§ **EXERCISE OBJECTIVE**: Copy out the rows below, unchanged, from the line with "circle-home-icon xyxy=(275,983,301,1009)" to the line with "rating-label: Imoik 12: xyxy=(137,362,202,380)", including both of those lines.

§ **INFORMATION SHOWN**:

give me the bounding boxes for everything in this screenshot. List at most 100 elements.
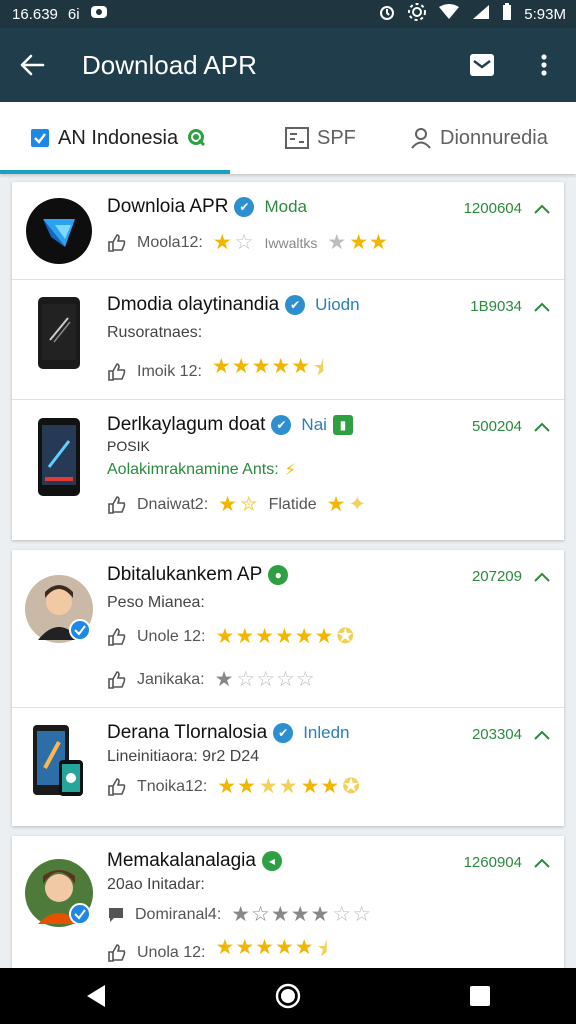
circle-home-icon xyxy=(275,983,301,1009)
verified-icon: ✔ xyxy=(285,295,306,315)
thumbs-up-icon xyxy=(108,495,126,514)
status-left-text: 16.639 xyxy=(12,5,58,23)
item-title: Dmodia olaytinandia xyxy=(107,294,280,315)
signal-icon xyxy=(472,4,490,24)
star-rating-2: ★★★★★ ⯨ xyxy=(215,936,329,961)
item-badge: Inledn xyxy=(303,723,350,742)
more-vert-icon xyxy=(541,54,547,76)
item-meta: 1B9034 xyxy=(470,298,550,315)
chevron-up-icon xyxy=(534,730,550,740)
item-title: Dbitalukankem AP xyxy=(107,564,263,585)
system-nav-bar xyxy=(0,968,576,1024)
nav-recents-button[interactable] xyxy=(460,976,500,1016)
notification-icon xyxy=(90,5,108,23)
item-meta: 1200604 xyxy=(464,200,550,217)
rating-label-2: Janikaka: xyxy=(137,670,205,688)
rating-tail: Flatide xyxy=(268,495,317,513)
list-item[interactable]: Derlkaylagum doat ✔ Nai ▮ POSIK Aolakimr… xyxy=(12,400,564,540)
tab-spf[interactable]: SPF xyxy=(230,102,380,174)
item-meta: 207209 xyxy=(472,568,550,585)
gear-icon xyxy=(408,3,427,25)
item-subtitle: Aolakimraknamine Ants: xyxy=(107,461,279,478)
chevron-up-icon xyxy=(534,422,550,432)
list-item[interactable]: Dmodia olaytinandia ✔ Uiodn Rusoratnaes:… xyxy=(12,280,564,400)
list-item[interactable]: Dbitalukankem AP ● Peso Mianea: Unole 12… xyxy=(12,550,564,708)
search-badge-icon xyxy=(188,129,206,147)
verified-green-icon: ◂ xyxy=(261,851,282,871)
app-thumbnail xyxy=(24,418,94,496)
person-icon xyxy=(411,128,431,149)
item-subtitle: 20ao Initadar: xyxy=(107,876,205,893)
avatar xyxy=(24,858,94,928)
inbox-button[interactable] xyxy=(466,49,498,81)
rating-label: Domiranal4: xyxy=(135,905,222,923)
app-list: Downloia APR ✔ Moda Moola12: ★ ☆ Iwwaltks… xyxy=(12,182,564,986)
tab-label: AN Indonesia xyxy=(58,126,179,149)
star-rating: ★ ☆ xyxy=(212,231,255,254)
tab-label: SPF xyxy=(317,126,356,149)
rating-label: Imoik 12: xyxy=(137,362,202,380)
star-rating-extra: ★ ✦ xyxy=(326,493,368,516)
item-subtitle: Peso Mianea: xyxy=(107,594,205,611)
item-meta: 500204 xyxy=(472,418,550,435)
more-options-button[interactable] xyxy=(528,49,560,81)
star-rating-extra: ★ ★★ xyxy=(327,231,389,254)
app-bar: Download APR xyxy=(0,28,576,102)
rating-label: Tnoika12: xyxy=(137,777,208,795)
star-rating: ★★★★★★✪ xyxy=(215,625,356,648)
tab-bar: AN Indonesia SPF Dionnuredia xyxy=(0,102,576,174)
list-item[interactable]: Memakalanalagia ◂ 20ao Initadar: Domiran… xyxy=(12,836,564,976)
thumbs-up-icon xyxy=(108,777,126,796)
status-bar: 16.639 6i 5:93M xyxy=(0,0,576,28)
chevron-up-icon xyxy=(534,858,550,868)
tab-label: Dionnuredia xyxy=(440,126,548,149)
square-recents-icon xyxy=(470,986,490,1006)
tag-icon: ▮ xyxy=(332,415,353,435)
list-item[interactable]: Downloia APR ✔ Moda Moola12: ★ ☆ Iwwaltks… xyxy=(12,182,564,280)
item-subtitle-top: POSIK xyxy=(107,438,150,454)
comment-icon xyxy=(109,907,123,922)
inbox-icon xyxy=(470,54,494,76)
thumbs-up-icon xyxy=(108,362,126,381)
star-rating: ★☆★★★ ☆☆ xyxy=(231,903,373,926)
back-button[interactable] xyxy=(16,49,48,81)
item-badge: Uiodn xyxy=(315,295,360,314)
item-subtitle: Lineinitiaora: 9r2 D24 xyxy=(107,748,260,765)
item-badge: Moda xyxy=(264,197,307,216)
star-rating: ★★★★★★✪ xyxy=(217,775,361,798)
star-rating-2: ★ ☆☆☆☆ xyxy=(214,668,316,691)
verified-icon: ✔ xyxy=(271,415,292,435)
alarm-icon xyxy=(378,3,396,25)
chevron-up-icon xyxy=(534,204,550,214)
battery-icon xyxy=(502,3,512,25)
tab-indonesia[interactable]: AN Indonesia xyxy=(0,102,230,174)
tab-profile[interactable]: Dionnuredia xyxy=(380,102,576,174)
item-title: Derlkaylagum doat xyxy=(107,414,266,435)
download-count: 203304 xyxy=(471,726,522,743)
document-icon xyxy=(285,127,309,149)
rating-label: Dnaiwat2: xyxy=(137,495,209,513)
page-title: Download APR xyxy=(82,49,257,80)
verified-icon: ✔ xyxy=(273,723,294,743)
rating-label: Unole 12: xyxy=(137,627,206,645)
chevron-up-icon xyxy=(534,302,550,312)
rating-label-2: Unola 12: xyxy=(137,943,206,961)
item-title: Derana Tlornalosia xyxy=(107,722,268,743)
card: Dbitalukankem AP ● Peso Mianea: Unole 12… xyxy=(12,550,564,826)
card: Downloia APR ✔ Moda Moola12: ★ ☆ Iwwaltks… xyxy=(12,182,564,540)
item-meta: 1260904 xyxy=(464,854,550,871)
triangle-back-icon xyxy=(87,985,105,1007)
verified-icon: ✔ xyxy=(234,197,255,217)
nav-home-button[interactable] xyxy=(268,976,308,1016)
card: Memakalanalagia ◂ 20ao Initadar: Domiran… xyxy=(12,836,564,976)
avatar xyxy=(24,574,94,644)
app-thumbnail xyxy=(24,297,94,369)
item-title: Downloia APR xyxy=(107,196,229,217)
app-logo xyxy=(24,196,94,266)
list-item[interactable]: Derana Tlornalosia ✔ Inledn Lineinitiaor… xyxy=(12,708,564,826)
nav-back-button[interactable] xyxy=(76,976,116,1016)
item-title: Memakalanalagia xyxy=(107,850,256,871)
thumbs-up-icon xyxy=(108,670,126,689)
download-count: 1260904 xyxy=(463,854,522,871)
verified-green-icon: ● xyxy=(268,565,289,585)
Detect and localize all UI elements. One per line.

§ **SOLUTION**:
circle-home-icon xyxy=(275,983,301,1009)
verified-icon: ✔ xyxy=(285,295,306,315)
thumbs-up-icon xyxy=(108,495,126,514)
status-left-text: 16.639 xyxy=(12,5,58,23)
item-title: Dmodia olaytinandia xyxy=(107,294,280,315)
signal-icon xyxy=(472,4,490,24)
star-rating-2: ★★★★★ ⯨ xyxy=(215,936,329,961)
item-badge: Inledn xyxy=(303,723,350,742)
more-vert-icon xyxy=(541,54,547,76)
item-meta: 1B9034 xyxy=(470,298,550,315)
chevron-up-icon xyxy=(534,730,550,740)
item-title: Dbitalukankem AP xyxy=(107,564,263,585)
system-nav-bar xyxy=(0,968,576,1024)
nav-recents-button[interactable] xyxy=(460,976,500,1016)
notification-icon xyxy=(90,5,108,23)
item-meta: 1200604 xyxy=(464,200,550,217)
rating-label-2: Janikaka: xyxy=(137,670,205,688)
rating-tail: Flatide xyxy=(268,495,317,513)
list-item[interactable]: Derlkaylagum doat ✔ Nai ▮ POSIK Aolakimr… xyxy=(12,400,564,540)
tab-spf[interactable]: SPF xyxy=(230,102,380,174)
item-meta: 207209 xyxy=(472,568,550,585)
gear-icon xyxy=(408,3,427,25)
item-subtitle: Aolakimraknamine Ants: xyxy=(107,461,279,478)
chevron-up-icon xyxy=(534,422,550,432)
list-item[interactable]: Dmodia olaytinandia ✔ Uiodn Rusoratnaes:… xyxy=(12,280,564,400)
list-item[interactable]: Dbitalukankem AP ● Peso Mianea: Unole 12… xyxy=(12,550,564,708)
search-badge-icon xyxy=(188,129,206,147)
verified-green-icon: ◂ xyxy=(261,851,282,871)
app-thumbnail xyxy=(24,418,94,496)
person-icon xyxy=(411,128,431,149)
item-subtitle: 20ao Initadar: xyxy=(107,876,205,893)
avatar xyxy=(24,858,94,928)
inbox-button[interactable] xyxy=(466,49,498,81)
rating-label: Domiranal4: xyxy=(135,905,222,923)
app-list: Downloia APR ✔ Moda Moola12: ★ ☆ Iwwaltks… xyxy=(12,182,564,986)
tab-label: AN Indonesia xyxy=(58,126,179,149)
star-rating: ★ ☆ xyxy=(212,231,255,254)
tab-label: SPF xyxy=(317,126,356,149)
rating-label: Imoik 12: xyxy=(137,362,202,380)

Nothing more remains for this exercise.